* _Exercise instructions_
Tally up the lines below that include the word "redimensionner". Answer with the number alone.

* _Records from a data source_
———
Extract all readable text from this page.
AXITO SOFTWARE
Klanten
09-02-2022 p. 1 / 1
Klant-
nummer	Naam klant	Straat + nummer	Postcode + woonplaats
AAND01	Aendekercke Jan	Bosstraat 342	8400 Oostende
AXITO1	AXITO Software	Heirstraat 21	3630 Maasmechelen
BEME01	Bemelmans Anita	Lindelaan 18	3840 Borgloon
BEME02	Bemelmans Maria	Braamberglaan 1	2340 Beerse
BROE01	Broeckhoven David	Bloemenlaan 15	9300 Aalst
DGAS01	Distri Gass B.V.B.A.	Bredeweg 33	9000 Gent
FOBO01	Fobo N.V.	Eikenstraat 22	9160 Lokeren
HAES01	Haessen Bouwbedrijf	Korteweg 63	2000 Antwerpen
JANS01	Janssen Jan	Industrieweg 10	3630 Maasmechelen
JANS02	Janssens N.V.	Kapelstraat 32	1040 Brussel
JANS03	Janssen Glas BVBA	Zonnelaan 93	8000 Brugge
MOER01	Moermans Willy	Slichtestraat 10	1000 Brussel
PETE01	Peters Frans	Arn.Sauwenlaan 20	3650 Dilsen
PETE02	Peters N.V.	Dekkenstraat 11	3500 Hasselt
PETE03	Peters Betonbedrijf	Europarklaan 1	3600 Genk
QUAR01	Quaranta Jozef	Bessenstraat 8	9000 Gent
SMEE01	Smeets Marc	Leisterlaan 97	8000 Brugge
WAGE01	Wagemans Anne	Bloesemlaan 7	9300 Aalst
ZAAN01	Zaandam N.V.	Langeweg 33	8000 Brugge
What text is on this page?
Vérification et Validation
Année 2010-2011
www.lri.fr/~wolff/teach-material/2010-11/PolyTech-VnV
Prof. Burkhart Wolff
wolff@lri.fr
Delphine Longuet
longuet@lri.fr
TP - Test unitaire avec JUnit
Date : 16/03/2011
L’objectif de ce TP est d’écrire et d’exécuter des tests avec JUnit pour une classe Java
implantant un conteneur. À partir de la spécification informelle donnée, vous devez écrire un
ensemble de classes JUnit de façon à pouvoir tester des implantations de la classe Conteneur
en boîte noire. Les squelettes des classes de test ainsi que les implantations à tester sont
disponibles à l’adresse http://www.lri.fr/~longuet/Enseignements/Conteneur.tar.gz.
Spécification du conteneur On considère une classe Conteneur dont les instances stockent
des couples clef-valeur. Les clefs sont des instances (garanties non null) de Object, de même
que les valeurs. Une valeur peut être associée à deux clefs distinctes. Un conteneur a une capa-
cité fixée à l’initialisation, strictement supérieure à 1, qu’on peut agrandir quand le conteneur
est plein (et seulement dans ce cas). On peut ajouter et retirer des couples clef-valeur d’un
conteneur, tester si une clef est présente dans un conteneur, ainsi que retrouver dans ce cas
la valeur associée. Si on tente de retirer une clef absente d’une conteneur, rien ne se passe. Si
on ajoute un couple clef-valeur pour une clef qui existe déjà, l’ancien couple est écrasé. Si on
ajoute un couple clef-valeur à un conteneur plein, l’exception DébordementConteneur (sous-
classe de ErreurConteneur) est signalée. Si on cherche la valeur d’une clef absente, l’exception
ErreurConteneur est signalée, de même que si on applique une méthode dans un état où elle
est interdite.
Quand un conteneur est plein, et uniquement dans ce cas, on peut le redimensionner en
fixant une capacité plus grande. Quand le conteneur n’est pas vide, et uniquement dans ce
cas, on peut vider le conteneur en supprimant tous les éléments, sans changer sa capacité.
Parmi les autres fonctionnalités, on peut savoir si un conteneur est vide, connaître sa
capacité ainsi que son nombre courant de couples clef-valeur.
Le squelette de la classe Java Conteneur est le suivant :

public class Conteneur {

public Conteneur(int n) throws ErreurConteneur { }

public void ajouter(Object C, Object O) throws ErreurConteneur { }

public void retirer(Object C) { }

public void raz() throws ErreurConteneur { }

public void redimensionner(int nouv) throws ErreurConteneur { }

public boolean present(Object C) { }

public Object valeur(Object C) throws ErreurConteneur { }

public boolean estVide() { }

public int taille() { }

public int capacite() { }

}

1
———
* _Final answer_
2